▶ [Task]: Copy the rows word for word, from the first one through the line that contains "scroll-left-arrow-icon[interactable]: ‹ bbox=[11, 474, 28, 490]", and include that line.
## start Dataset
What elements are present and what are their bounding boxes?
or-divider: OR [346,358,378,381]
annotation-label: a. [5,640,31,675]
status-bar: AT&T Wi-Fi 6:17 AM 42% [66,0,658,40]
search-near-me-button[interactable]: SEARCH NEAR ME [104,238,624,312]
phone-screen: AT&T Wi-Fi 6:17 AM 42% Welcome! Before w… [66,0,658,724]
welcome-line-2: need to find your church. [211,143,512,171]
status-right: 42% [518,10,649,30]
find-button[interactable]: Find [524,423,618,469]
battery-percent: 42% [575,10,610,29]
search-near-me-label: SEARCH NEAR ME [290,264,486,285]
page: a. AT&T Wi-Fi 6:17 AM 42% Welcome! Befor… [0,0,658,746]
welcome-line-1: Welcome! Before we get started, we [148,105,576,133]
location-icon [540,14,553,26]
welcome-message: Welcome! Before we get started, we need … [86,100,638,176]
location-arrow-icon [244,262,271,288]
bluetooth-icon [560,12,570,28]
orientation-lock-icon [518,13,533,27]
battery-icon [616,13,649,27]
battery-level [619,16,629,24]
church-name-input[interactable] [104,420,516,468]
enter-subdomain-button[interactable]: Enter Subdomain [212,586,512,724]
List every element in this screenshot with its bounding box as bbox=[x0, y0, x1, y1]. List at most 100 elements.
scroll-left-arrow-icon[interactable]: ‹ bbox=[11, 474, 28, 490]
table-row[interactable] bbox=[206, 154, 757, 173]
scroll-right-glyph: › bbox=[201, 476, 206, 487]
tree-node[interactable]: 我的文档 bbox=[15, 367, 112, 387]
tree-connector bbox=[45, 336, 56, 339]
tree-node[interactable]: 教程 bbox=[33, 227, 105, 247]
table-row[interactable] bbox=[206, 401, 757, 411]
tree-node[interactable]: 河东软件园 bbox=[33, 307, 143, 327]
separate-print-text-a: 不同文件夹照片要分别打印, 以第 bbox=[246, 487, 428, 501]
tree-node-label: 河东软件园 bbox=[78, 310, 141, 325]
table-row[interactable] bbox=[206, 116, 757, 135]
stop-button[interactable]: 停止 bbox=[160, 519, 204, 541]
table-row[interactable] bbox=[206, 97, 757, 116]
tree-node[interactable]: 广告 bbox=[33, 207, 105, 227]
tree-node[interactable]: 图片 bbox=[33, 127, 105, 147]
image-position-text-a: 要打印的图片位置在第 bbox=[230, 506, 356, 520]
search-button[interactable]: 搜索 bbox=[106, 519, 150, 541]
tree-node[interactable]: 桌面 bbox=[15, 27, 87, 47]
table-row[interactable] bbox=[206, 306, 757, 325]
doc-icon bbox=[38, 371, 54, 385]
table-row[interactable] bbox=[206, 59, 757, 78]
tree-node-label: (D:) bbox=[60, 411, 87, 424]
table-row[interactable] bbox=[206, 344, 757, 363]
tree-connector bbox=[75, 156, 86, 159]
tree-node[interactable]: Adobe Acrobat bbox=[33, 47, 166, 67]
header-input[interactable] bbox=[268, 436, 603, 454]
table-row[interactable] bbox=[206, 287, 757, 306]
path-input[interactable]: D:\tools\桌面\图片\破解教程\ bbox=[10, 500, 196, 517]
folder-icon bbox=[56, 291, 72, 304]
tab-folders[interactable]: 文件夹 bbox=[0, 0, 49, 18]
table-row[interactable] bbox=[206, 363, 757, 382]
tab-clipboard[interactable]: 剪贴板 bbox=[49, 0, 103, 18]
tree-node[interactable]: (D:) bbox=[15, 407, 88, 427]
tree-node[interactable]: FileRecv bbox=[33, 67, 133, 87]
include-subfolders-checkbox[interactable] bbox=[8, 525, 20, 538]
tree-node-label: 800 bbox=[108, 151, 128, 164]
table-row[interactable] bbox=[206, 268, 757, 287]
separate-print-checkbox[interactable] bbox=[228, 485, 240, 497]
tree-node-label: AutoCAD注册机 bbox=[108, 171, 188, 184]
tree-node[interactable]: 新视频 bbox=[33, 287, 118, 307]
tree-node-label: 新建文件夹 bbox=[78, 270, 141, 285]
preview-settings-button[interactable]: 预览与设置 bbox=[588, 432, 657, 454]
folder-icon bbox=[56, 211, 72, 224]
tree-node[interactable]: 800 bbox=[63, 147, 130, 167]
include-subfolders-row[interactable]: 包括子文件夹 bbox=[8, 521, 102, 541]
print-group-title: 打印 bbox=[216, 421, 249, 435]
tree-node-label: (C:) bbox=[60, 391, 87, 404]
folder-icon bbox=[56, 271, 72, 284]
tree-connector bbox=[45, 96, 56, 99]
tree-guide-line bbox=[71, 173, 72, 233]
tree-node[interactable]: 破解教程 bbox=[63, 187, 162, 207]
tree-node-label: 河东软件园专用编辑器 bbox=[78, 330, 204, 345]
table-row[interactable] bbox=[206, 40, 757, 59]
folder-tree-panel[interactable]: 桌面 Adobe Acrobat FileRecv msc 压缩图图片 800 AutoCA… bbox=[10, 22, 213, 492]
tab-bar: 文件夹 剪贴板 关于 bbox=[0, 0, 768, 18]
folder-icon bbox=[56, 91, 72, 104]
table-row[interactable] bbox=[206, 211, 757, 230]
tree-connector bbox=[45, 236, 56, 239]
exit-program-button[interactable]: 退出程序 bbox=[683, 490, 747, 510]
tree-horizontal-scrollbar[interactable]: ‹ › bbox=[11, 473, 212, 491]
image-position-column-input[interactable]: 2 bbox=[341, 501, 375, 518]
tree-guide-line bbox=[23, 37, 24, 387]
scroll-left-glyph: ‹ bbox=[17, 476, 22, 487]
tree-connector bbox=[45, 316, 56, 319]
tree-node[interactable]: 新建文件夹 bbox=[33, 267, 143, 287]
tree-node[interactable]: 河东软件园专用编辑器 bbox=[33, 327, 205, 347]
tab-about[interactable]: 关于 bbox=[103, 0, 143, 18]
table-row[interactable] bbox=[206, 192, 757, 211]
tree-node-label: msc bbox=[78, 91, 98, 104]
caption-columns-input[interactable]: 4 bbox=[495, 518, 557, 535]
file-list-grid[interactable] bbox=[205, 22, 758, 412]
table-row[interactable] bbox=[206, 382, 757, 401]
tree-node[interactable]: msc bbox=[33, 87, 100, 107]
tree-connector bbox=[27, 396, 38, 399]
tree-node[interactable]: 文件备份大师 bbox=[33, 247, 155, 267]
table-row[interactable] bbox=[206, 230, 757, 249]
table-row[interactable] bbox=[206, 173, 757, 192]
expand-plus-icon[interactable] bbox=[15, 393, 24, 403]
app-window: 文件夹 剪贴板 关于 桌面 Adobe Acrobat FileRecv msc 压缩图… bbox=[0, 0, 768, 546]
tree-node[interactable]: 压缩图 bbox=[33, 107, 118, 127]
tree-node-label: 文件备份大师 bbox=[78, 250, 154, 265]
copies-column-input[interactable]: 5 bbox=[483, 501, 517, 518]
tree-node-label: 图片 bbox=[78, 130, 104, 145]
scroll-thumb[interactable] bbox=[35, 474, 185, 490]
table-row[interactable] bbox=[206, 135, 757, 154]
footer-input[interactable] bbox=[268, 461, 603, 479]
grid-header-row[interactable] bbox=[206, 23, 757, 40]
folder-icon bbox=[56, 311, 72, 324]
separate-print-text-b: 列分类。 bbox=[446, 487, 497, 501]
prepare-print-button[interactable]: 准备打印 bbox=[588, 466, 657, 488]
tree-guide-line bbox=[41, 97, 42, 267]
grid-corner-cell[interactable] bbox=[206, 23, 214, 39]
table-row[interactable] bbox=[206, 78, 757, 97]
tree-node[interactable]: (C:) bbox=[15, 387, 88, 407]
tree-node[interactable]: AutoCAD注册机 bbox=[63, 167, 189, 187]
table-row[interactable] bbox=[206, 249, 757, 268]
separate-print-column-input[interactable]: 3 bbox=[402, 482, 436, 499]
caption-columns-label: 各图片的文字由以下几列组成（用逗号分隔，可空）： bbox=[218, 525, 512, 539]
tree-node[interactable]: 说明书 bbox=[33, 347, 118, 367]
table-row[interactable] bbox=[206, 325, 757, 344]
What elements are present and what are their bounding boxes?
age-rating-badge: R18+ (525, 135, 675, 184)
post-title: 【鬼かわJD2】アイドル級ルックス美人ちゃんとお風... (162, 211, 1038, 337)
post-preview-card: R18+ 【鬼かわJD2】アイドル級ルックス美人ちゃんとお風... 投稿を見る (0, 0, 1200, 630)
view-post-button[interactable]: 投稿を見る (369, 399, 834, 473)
## end Dataset
▶ [Answer to the problem]:
What elements are present and what are their bounding boxes?
or-divider: OR [346,358,378,381]
annotation-label: a. [5,640,31,675]
status-bar: AT&T Wi-Fi 6:17 AM 42% [66,0,658,40]
search-near-me-button[interactable]: SEARCH NEAR ME [104,238,624,312]
phone-screen: AT&T Wi-Fi 6:17 AM 42% Welcome! Before w… [66,0,658,724]
welcome-line-2: need to find your church. [211,143,512,171]
status-right: 42% [518,10,649,30]
find-button[interactable]: Find [524,423,618,469]
battery-percent: 42% [575,10,610,29]
search-near-me-label: SEARCH NEAR ME [290,264,486,285]
page: a. AT&T Wi-Fi 6:17 AM 42% Welcome! Befor… [0,0,658,746]
welcome-line-1: Welcome! Before we get started, we [148,105,576,133]
location-icon [540,14,553,26]
welcome-message: Welcome! Before we get started, we need … [86,100,638,176]
location-arrow-icon [244,262,271,288]
bluetooth-icon [560,12,570,28]
orientation-lock-icon [518,13,533,27]
battery-icon [616,13,649,27]
battery-level [619,16,629,24]
church-name-input[interactable] [104,420,516,468]
enter-subdomain-button[interactable]: Enter Subdomain [212,586,512,724]
List every element in this screenshot with its bounding box as bbox=[x0, y0, x1, y1]. List at most 100 elements.
scroll-left-arrow-icon[interactable]: ‹ bbox=[11, 474, 28, 490]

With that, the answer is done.